• _YOUR TASK_:
Reproduce the records that follow line for line, with no changes.

Labeled region entries:
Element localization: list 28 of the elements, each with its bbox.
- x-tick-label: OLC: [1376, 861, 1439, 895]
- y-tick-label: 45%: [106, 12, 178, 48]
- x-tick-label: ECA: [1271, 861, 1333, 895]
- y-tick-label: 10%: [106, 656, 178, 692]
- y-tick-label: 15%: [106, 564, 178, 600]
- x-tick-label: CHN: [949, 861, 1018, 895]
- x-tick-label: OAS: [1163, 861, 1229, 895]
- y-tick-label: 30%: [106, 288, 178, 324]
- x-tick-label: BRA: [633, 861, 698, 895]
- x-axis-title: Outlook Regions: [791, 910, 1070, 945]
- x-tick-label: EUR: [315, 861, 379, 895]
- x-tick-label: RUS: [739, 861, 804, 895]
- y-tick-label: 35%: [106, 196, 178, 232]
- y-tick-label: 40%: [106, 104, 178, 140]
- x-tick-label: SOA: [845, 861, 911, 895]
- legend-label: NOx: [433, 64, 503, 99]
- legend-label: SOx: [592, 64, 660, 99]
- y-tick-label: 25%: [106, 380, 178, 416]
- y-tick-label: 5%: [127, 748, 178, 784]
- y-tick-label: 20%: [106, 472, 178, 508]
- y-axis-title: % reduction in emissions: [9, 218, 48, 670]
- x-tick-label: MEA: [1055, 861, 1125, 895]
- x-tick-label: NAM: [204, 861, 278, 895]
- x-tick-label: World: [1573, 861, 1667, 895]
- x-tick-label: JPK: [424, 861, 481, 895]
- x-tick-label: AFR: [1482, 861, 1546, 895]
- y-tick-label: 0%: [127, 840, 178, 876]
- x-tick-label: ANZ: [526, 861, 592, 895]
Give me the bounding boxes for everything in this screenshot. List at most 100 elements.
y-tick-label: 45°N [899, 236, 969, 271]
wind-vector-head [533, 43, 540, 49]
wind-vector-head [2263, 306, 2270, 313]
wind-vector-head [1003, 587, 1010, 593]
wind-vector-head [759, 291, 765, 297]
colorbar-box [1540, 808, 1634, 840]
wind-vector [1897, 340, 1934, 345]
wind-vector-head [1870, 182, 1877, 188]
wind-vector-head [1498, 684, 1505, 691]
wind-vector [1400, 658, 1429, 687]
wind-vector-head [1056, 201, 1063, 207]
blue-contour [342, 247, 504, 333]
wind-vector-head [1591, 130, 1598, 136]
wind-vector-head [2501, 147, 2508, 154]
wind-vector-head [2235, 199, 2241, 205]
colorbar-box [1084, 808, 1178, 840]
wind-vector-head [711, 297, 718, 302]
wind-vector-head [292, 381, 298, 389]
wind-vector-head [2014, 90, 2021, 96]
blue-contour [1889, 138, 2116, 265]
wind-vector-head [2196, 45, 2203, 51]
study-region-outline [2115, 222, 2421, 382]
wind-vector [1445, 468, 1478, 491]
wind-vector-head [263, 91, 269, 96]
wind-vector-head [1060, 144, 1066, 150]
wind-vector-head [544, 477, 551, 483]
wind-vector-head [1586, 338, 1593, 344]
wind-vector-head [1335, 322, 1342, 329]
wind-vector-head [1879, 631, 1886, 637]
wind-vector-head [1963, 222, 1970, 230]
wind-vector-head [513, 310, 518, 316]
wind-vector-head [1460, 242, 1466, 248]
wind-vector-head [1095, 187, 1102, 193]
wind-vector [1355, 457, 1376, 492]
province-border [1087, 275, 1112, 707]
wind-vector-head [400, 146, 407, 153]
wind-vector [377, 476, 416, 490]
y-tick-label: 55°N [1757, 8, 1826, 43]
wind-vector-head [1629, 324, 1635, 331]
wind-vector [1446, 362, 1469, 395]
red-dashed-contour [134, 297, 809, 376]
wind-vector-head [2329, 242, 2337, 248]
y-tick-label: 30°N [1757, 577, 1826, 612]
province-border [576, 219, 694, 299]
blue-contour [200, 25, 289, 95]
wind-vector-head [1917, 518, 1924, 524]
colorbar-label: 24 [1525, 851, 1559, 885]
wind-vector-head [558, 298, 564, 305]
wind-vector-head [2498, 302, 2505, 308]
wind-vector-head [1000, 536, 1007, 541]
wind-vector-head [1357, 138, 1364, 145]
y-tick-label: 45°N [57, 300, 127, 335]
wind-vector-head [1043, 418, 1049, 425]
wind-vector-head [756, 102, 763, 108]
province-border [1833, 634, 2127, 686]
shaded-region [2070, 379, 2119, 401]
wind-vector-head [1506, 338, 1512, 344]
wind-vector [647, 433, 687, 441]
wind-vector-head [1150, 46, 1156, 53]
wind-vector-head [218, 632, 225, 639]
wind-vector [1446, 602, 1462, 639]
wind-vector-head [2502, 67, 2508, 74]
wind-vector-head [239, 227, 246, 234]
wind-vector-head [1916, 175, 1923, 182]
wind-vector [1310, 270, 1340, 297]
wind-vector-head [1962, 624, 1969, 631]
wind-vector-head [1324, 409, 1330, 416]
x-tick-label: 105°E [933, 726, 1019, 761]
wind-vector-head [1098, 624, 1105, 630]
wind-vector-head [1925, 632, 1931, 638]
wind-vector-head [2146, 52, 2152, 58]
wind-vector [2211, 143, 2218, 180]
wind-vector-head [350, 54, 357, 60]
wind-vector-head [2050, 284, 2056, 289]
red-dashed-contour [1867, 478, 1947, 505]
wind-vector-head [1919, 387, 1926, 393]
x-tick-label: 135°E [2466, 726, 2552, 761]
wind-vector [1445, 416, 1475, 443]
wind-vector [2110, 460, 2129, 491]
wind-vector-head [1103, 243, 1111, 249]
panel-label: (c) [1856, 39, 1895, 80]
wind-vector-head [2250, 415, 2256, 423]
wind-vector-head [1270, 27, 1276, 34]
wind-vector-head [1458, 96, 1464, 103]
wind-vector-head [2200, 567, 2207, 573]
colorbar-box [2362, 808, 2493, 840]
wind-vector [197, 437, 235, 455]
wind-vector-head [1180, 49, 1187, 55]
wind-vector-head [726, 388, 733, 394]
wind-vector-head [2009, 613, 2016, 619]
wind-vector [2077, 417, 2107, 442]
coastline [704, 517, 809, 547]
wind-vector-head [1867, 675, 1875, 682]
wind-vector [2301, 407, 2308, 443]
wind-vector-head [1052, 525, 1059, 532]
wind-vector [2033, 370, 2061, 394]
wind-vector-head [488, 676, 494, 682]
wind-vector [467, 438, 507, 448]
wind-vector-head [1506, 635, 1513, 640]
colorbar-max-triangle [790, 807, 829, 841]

• _FULL ANSWER_:
Element localization: list 28 of the elements, each with its bbox.
- x-tick-label: OLC: [1376, 861, 1439, 895]
- y-tick-label: 45%: [106, 12, 178, 48]
- x-tick-label: ECA: [1271, 861, 1333, 895]
- y-tick-label: 10%: [106, 656, 178, 692]
- y-tick-label: 15%: [106, 564, 178, 600]
- x-tick-label: CHN: [949, 861, 1018, 895]
- x-tick-label: OAS: [1163, 861, 1229, 895]
- y-tick-label: 30%: [106, 288, 178, 324]
- x-tick-label: BRA: [633, 861, 698, 895]
- x-axis-title: Outlook Regions: [791, 910, 1070, 945]
- x-tick-label: EUR: [315, 861, 379, 895]
- x-tick-label: RUS: [739, 861, 804, 895]
- y-tick-label: 35%: [106, 196, 178, 232]
- y-tick-label: 40%: [106, 104, 178, 140]
- x-tick-label: SOA: [845, 861, 911, 895]
- legend-label: NOx: [433, 64, 503, 99]
- legend-label: SOx: [592, 64, 660, 99]
- y-tick-label: 25%: [106, 380, 178, 416]
- y-tick-label: 5%: [127, 748, 178, 784]
- y-tick-label: 20%: [106, 472, 178, 508]
- y-axis-title: % reduction in emissions: [9, 218, 48, 670]
- x-tick-label: MEA: [1055, 861, 1125, 895]
- x-tick-label: NAM: [204, 861, 278, 895]
- x-tick-label: World: [1573, 861, 1667, 895]
- x-tick-label: JPK: [424, 861, 481, 895]
- x-tick-label: AFR: [1482, 861, 1546, 895]
- y-tick-label: 0%: [127, 840, 178, 876]
- x-tick-label: ANZ: [526, 861, 592, 895]
Give me the bounding boxes for everything in this screenshot. List at most 100 elements.
y-tick-label: 45°N [899, 236, 969, 271]
wind-vector-head [533, 43, 540, 49]
wind-vector-head [2263, 306, 2270, 313]
wind-vector-head [1003, 587, 1010, 593]
wind-vector-head [759, 291, 765, 297]
colorbar-box [1540, 808, 1634, 840]
wind-vector [1897, 340, 1934, 345]
wind-vector-head [1870, 182, 1877, 188]
wind-vector-head [1498, 684, 1505, 691]
wind-vector [1400, 658, 1429, 687]
wind-vector-head [1056, 201, 1063, 207]
blue-contour [342, 247, 504, 333]
wind-vector-head [1591, 130, 1598, 136]
wind-vector-head [2501, 147, 2508, 154]
wind-vector-head [2235, 199, 2241, 205]
colorbar-box [1084, 808, 1178, 840]
wind-vector-head [711, 297, 718, 302]
wind-vector-head [292, 381, 298, 389]
wind-vector-head [2014, 90, 2021, 96]
blue-contour [1889, 138, 2116, 265]
wind-vector-head [2196, 45, 2203, 51]
study-region-outline [2115, 222, 2421, 382]
wind-vector [1445, 468, 1478, 491]
wind-vector-head [263, 91, 269, 96]
wind-vector-head [1060, 144, 1066, 150]
wind-vector-head [544, 477, 551, 483]
wind-vector-head [1586, 338, 1593, 344]
wind-vector-head [1335, 322, 1342, 329]
wind-vector-head [1879, 631, 1886, 637]
wind-vector-head [1963, 222, 1970, 230]
wind-vector-head [513, 310, 518, 316]
wind-vector-head [1460, 242, 1466, 248]
wind-vector-head [1095, 187, 1102, 193]
wind-vector [1355, 457, 1376, 492]
province-border [1087, 275, 1112, 707]
wind-vector-head [400, 146, 407, 153]
wind-vector [377, 476, 416, 490]
y-tick-label: 55°N [1757, 8, 1826, 43]
wind-vector-head [1629, 324, 1635, 331]
wind-vector [1446, 362, 1469, 395]
red-dashed-contour [134, 297, 809, 376]
wind-vector-head [2329, 242, 2337, 248]
y-tick-label: 30°N [1757, 577, 1826, 612]
province-border [576, 219, 694, 299]
blue-contour [200, 25, 289, 95]
wind-vector-head [1917, 518, 1924, 524]
colorbar-label: 24 [1525, 851, 1559, 885]
wind-vector-head [558, 298, 564, 305]
wind-vector-head [2498, 302, 2505, 308]
wind-vector-head [1000, 536, 1007, 541]
wind-vector-head [1357, 138, 1364, 145]
y-tick-label: 45°N [57, 300, 127, 335]
wind-vector-head [1043, 418, 1049, 425]
wind-vector-head [756, 102, 763, 108]
province-border [1833, 634, 2127, 686]
shaded-region [2070, 379, 2119, 401]
wind-vector-head [1506, 338, 1512, 344]
wind-vector [647, 433, 687, 441]
wind-vector-head [1150, 46, 1156, 53]
wind-vector-head [218, 632, 225, 639]
wind-vector [1446, 602, 1462, 639]
wind-vector-head [2502, 67, 2508, 74]
wind-vector-head [239, 227, 246, 234]
wind-vector-head [1916, 175, 1923, 182]
wind-vector [1310, 270, 1340, 297]
wind-vector-head [1962, 624, 1969, 631]
wind-vector-head [1324, 409, 1330, 416]
x-tick-label: 105°E [933, 726, 1019, 761]
wind-vector-head [1098, 624, 1105, 630]
wind-vector-head [1925, 632, 1931, 638]
wind-vector-head [2146, 52, 2152, 58]
wind-vector [2211, 143, 2218, 180]
wind-vector-head [350, 54, 357, 60]
wind-vector-head [2050, 284, 2056, 289]
red-dashed-contour [1867, 478, 1947, 505]
wind-vector-head [1919, 387, 1926, 393]
x-tick-label: 135°E [2466, 726, 2552, 761]
wind-vector [1445, 416, 1475, 443]
wind-vector [2110, 460, 2129, 491]
wind-vector-head [1103, 243, 1111, 249]
panel-label: (c) [1856, 39, 1895, 80]
wind-vector-head [2250, 415, 2256, 423]
wind-vector-head [1270, 27, 1276, 34]
wind-vector-head [1458, 96, 1464, 103]
wind-vector-head [2200, 567, 2207, 573]
colorbar-box [2362, 808, 2493, 840]
wind-vector [197, 437, 235, 455]
wind-vector-head [1180, 49, 1187, 55]
wind-vector-head [726, 388, 733, 394]
wind-vector-head [2009, 613, 2016, 619]
wind-vector [2077, 417, 2107, 442]
coastline [704, 517, 809, 547]
wind-vector-head [1867, 675, 1875, 682]
wind-vector [2301, 407, 2308, 443]
wind-vector-head [1052, 525, 1059, 532]
wind-vector [2033, 370, 2061, 394]
wind-vector-head [488, 676, 494, 682]
wind-vector [467, 438, 507, 448]
wind-vector-head [1506, 635, 1513, 640]
colorbar-max-triangle [790, 807, 829, 841]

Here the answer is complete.